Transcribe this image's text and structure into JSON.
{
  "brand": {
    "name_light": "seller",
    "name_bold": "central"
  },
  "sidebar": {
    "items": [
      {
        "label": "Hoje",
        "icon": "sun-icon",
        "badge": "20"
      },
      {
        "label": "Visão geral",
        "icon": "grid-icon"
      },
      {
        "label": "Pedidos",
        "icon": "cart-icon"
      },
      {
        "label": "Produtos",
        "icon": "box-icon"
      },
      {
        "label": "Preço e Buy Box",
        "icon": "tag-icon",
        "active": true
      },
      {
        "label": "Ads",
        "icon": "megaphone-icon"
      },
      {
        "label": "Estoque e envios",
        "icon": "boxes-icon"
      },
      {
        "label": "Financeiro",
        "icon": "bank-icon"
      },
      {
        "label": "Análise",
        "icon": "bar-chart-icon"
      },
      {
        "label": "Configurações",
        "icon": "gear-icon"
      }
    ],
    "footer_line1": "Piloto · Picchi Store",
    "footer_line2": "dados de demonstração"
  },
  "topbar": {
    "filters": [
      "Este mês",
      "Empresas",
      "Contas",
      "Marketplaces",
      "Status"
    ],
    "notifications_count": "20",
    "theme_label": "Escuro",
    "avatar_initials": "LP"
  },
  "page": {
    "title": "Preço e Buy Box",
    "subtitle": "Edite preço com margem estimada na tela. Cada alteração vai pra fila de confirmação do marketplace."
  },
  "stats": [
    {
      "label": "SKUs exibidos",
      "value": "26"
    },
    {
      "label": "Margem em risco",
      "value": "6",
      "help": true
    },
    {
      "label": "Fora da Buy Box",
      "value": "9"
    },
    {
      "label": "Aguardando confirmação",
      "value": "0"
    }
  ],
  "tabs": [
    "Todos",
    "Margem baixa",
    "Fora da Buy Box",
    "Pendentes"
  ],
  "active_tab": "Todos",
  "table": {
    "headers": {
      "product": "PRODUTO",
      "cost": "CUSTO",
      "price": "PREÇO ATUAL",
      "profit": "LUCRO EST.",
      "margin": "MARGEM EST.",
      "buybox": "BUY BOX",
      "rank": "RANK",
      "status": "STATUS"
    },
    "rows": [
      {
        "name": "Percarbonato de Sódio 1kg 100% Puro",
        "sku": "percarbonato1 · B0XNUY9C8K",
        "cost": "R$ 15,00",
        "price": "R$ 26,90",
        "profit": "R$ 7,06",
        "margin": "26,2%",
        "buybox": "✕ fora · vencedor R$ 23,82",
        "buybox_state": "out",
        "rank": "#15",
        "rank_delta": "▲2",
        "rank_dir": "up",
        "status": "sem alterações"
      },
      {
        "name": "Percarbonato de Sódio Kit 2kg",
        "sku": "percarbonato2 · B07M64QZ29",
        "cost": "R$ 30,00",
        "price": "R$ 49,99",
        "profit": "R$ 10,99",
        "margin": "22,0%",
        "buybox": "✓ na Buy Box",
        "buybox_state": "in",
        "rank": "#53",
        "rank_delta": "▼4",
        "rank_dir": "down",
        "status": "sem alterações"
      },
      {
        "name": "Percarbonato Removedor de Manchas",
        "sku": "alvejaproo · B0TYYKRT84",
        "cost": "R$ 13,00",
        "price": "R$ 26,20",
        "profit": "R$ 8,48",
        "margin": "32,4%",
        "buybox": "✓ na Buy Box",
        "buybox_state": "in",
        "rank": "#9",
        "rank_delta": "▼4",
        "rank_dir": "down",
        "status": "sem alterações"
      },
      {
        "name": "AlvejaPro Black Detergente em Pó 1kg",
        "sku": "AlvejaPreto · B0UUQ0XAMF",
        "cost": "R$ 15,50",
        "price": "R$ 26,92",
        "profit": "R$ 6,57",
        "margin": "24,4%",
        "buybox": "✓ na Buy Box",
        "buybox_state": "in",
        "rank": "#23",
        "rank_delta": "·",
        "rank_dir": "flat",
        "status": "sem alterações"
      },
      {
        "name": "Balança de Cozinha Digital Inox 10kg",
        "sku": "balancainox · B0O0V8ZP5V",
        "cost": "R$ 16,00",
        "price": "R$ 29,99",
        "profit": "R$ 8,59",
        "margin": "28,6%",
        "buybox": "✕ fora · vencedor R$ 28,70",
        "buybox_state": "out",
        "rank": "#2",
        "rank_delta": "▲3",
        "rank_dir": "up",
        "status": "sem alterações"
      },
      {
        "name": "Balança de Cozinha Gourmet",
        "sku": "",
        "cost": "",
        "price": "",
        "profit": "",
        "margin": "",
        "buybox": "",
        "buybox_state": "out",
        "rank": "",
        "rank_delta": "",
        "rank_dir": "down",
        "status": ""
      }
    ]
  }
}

================================

> **Problem**
Please set down each line of the records exactly as given.

> **Response**
Transcribe this image's text and structure into JSON.
{
  "brand": {
    "name_light": "seller",
    "name_bold": "central"
  },
  "sidebar": {
    "items": [
      {
        "label": "Hoje",
        "icon": "sun-icon",
        "badge": "20"
      },
      {
        "label": "Visão geral",
        "icon": "grid-icon"
      },
      {
        "label": "Pedidos",
        "icon": "cart-icon"
      },
      {
        "label": "Produtos",
        "icon": "box-icon"
      },
      {
        "label": "Preço e Buy Box",
        "icon": "tag-icon",
        "active": true
      },
      {
        "label": "Ads",
        "icon": "megaphone-icon"
      },
      {
        "label": "Estoque e envios",
        "icon": "boxes-icon"
      },
      {
        "label": "Financeiro",
        "icon": "bank-icon"
      },
      {
        "label": "Análise",
        "icon": "bar-chart-icon"
      },
      {
        "label": "Configurações",
        "icon": "gear-icon"
      }
    ],
    "footer_line1": "Piloto · Picchi Store",
    "footer_line2": "dados de demonstração"
  },
  "topbar": {
    "filters": [
      "Este mês",
      "Empresas",
      "Contas",
      "Marketplaces",
      "Status"
    ],
    "notifications_count": "20",
    "theme_label": "Escuro",
    "avatar_initials": "LP"
  },
  "page": {
    "title": "Preço e Buy Box",
    "subtitle": "Edite preço com margem estimada na tela. Cada alteração vai pra fila de confirmação do marketplace."
  },
  "stats": [
    {
      "label": "SKUs exibidos",
      "value": "26"
    },
    {
      "label": "Margem em risco",
      "value": "6",
      "help": true
    },
    {
      "label": "Fora da Buy Box",
      "value": "9"
    },
    {
      "label": "Aguardando confirmação",
      "value": "0"
    }
  ],
  "tabs": [
    "Todos",
    "Margem baixa",
    "Fora da Buy Box",
    "Pendentes"
  ],
  "active_tab": "Todos",
  "table": {
    "headers": {
      "product": "PRODUTO",
      "cost": "CUSTO",
      "price": "PREÇO ATUAL",
      "profit": "LUCRO EST.",
      "margin": "MARGEM EST.",
      "buybox": "BUY BOX",
      "rank": "RANK",
      "status": "STATUS"
    },
    "rows": [
      {
        "name": "Percarbonato de Sódio 1kg 100% Puro",
        "sku": "percarbonato1 · B0XNUY9C8K",
        "cost": "R$ 15,00",
        "price": "R$ 26,90",
        "profit": "R$ 7,06",
        "margin": "26,2%",
        "buybox": "✕ fora · vencedor R$ 23,82",
        "buybox_state": "out",
        "rank": "#15",
        "rank_delta": "▲2",
        "rank_dir": "up",
        "status": "sem alterações"
      },
      {
        "name": "Percarbonato de Sódio Kit 2kg",
        "sku": "percarbonato2 · B07M64QZ29",
        "cost": "R$ 30,00",
        "price": "R$ 49,99",
        "profit": "R$ 10,99",
        "margin": "22,0%",
        "buybox": "✓ na Buy Box",
        "buybox_state": "in",
        "rank": "#53",
        "rank_delta": "▼4",
        "rank_dir": "down",
        "status": "sem alterações"
      },
      {
        "name": "Percarbonato Removedor de Manchas",
        "sku": "alvejaproo · B0TYYKRT84",
        "cost": "R$ 13,00",
        "price": "R$ 26,20",
        "profit": "R$ 8,48",
        "margin": "32,4%",
        "buybox": "✓ na Buy Box",
        "buybox_state": "in",
        "rank": "#9",
        "rank_delta": "▼4",
        "rank_dir": "down",
        "status": "sem alterações"
      },
      {
        "name": "AlvejaPro Black Detergente em Pó 1kg",
        "sku": "AlvejaPreto · B0UUQ0XAMF",
        "cost": "R$ 15,50",
        "price": "R$ 26,92",
        "profit": "R$ 6,57",
        "margin": "24,4%",
        "buybox": "✓ na Buy Box",
        "buybox_state": "in",
        "rank": "#23",
        "rank_delta": "·",
        "rank_dir": "flat",
        "status": "sem alterações"
      },
      {
        "name": "Balança de Cozinha Digital Inox 10kg",
        "sku": "balancainox · B0O0V8ZP5V",
        "cost": "R$ 16,00",
        "price": "R$ 29,99",
        "profit": "R$ 8,59",
        "margin": "28,6%",
        "buybox": "✕ fora · vencedor R$ 28,70",
        "buybox_state": "out",
        "rank": "#2",
        "rank_delta": "▲3",
        "rank_dir": "up",
        "status": "sem alterações"
      },
      {
        "name": "Balança de Cozinha Gourmet",
        "sku": "",
        "cost": "",
        "price": "",
        "profit": "",
        "margin": "",
        "buybox": "",
        "buybox_state": "out",
        "rank": "",
        "rank_delta": "",
        "rank_dir": "down",
        "status": ""
      }
    ]
  }
}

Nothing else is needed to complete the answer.